▶ WHAT IS ASKED
Copy all lines in which the word "text" can be found.

▶ Stored records
--*--

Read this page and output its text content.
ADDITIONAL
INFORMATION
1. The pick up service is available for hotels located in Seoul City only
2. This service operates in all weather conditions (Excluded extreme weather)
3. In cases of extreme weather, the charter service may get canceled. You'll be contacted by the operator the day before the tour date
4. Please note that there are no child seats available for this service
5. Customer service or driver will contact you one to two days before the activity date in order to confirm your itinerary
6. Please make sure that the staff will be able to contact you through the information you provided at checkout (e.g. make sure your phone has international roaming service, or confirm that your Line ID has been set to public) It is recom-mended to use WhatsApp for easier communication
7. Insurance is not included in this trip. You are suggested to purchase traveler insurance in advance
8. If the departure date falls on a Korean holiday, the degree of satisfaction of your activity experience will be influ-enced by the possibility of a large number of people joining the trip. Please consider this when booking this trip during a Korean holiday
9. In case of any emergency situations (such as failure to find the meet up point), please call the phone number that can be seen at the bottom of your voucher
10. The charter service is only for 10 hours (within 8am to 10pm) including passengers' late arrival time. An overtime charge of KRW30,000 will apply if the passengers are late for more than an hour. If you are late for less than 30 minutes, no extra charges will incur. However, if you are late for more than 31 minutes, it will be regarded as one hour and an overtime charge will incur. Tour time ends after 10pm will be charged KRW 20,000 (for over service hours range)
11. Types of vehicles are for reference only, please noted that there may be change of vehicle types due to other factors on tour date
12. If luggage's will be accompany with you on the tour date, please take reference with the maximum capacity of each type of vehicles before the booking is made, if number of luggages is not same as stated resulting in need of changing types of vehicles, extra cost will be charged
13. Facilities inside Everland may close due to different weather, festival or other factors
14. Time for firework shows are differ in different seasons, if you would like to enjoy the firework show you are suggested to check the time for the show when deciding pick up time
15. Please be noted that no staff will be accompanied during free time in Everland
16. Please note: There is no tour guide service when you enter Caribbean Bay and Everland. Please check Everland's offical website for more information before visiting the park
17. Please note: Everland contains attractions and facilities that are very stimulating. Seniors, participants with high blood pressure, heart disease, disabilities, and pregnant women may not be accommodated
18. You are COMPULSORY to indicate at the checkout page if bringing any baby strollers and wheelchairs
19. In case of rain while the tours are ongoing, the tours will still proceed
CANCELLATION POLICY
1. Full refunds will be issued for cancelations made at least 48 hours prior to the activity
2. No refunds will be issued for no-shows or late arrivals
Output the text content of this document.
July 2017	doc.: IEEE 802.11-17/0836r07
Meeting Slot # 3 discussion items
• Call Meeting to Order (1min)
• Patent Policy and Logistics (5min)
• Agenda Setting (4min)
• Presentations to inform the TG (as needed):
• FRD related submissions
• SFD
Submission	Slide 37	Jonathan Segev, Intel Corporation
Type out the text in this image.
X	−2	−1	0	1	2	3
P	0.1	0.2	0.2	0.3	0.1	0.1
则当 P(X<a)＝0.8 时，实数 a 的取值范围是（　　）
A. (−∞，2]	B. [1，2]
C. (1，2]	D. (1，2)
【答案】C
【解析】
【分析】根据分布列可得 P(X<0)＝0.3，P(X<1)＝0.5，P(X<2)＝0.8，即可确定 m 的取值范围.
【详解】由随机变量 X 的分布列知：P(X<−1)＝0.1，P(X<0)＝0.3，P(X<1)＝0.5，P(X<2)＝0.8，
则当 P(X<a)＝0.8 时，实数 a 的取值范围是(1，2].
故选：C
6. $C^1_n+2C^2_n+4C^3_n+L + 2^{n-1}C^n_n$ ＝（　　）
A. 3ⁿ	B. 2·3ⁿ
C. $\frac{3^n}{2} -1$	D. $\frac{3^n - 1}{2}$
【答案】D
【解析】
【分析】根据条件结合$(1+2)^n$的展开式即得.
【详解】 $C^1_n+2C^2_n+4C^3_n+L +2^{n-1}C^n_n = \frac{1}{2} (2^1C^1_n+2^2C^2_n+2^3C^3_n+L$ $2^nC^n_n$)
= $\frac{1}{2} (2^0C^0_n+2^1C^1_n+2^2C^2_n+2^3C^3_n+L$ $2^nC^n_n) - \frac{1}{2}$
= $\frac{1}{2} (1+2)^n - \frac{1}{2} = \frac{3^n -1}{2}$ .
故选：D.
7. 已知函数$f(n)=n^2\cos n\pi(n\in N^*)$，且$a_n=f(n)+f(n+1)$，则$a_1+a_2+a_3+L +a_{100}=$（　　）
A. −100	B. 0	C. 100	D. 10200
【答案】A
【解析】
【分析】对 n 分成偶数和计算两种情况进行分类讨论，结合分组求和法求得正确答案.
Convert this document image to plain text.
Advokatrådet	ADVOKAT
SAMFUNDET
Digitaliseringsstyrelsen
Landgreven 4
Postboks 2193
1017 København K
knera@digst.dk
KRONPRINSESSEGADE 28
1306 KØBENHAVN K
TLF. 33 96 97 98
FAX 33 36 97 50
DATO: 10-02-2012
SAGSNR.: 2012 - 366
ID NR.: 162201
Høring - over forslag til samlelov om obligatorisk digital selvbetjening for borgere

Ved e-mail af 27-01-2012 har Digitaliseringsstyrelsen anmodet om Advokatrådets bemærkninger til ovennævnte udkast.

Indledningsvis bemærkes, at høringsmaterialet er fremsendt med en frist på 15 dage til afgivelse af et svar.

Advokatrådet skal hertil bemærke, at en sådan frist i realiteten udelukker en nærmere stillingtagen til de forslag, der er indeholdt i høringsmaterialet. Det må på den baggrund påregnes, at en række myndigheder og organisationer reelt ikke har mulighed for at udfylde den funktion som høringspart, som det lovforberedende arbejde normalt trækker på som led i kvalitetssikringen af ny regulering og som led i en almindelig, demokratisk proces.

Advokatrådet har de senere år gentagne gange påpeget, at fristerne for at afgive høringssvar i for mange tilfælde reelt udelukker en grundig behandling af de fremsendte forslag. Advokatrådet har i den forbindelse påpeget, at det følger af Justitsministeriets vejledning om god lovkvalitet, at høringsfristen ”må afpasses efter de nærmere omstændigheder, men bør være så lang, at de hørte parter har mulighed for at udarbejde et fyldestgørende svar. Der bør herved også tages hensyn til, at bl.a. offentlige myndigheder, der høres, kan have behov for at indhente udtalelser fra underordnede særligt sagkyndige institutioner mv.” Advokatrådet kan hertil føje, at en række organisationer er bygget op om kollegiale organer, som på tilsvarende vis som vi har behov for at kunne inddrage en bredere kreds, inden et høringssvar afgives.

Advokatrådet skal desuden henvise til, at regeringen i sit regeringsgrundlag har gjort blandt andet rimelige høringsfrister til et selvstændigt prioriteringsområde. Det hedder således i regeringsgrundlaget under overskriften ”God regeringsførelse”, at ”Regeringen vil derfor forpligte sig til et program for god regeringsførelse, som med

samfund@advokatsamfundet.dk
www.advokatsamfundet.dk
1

--*--

▶ EXERCISE SOLUTION
Read this page and output its text content.
Output the text content of this document.
Type out the text in this image.
Convert this document image to plain text.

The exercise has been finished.